• What is required: In the copy, keep every record exact and leave out all images.

• Dataset rows about figures:
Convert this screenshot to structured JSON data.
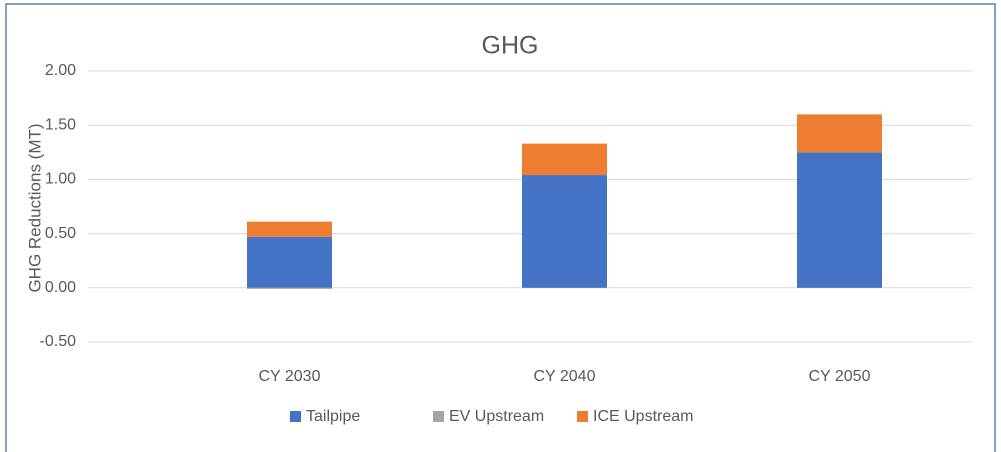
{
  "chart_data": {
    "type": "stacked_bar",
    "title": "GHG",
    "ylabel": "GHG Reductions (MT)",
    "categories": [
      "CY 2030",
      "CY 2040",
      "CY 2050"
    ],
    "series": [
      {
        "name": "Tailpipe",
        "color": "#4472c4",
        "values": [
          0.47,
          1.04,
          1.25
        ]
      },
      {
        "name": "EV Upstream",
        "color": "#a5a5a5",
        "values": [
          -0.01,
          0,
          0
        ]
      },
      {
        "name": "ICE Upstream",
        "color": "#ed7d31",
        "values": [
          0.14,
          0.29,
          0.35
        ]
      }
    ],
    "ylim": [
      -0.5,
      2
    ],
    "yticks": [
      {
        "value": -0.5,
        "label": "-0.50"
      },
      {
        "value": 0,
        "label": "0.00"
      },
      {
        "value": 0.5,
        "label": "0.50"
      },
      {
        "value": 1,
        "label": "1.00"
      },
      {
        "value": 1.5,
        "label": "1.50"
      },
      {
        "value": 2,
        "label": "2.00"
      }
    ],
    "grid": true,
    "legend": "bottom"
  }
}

• Answer to the problem:
Convert this screenshot to structured JSON data.
{
  "chart_data": {
    "type": "stacked_bar",
    "title": "GHG",
    "ylabel": "GHG Reductions (MT)",
    "categories": [
      "CY 2030",
      "CY 2040",
      "CY 2050"
    ],
    "series": [
      {
        "name": "Tailpipe",
        "color": "#4472c4",
        "values": [
          0.47,
          1.04,
          1.25
        ]
      },
      {
        "name": "EV Upstream",
        "color": "#a5a5a5",
        "values": [
          -0.01,
          0,
          0
        ]
      },
      {
        "name": "ICE Upstream",
        "color": "#ed7d31",
        "values": [
          0.14,
          0.29,
          0.35
        ]
      }
    ],
    "ylim": [
      -0.5,
      2
    ],
    "yticks": [
      {
        "value": -0.5,
        "label": "-0.50"
      },
      {
        "value": 0,
        "label": "0.00"
      },
      {
        "value": 0.5,
        "label": "0.50"
      },
      {
        "value": 1,
        "label": "1.00"
      },
      {
        "value": 1.5,
        "label": "1.50"
      },
      {
        "value": 2,
        "label": "2.00"
      }
    ],
    "grid": true,
    "legend": "bottom"
  }
}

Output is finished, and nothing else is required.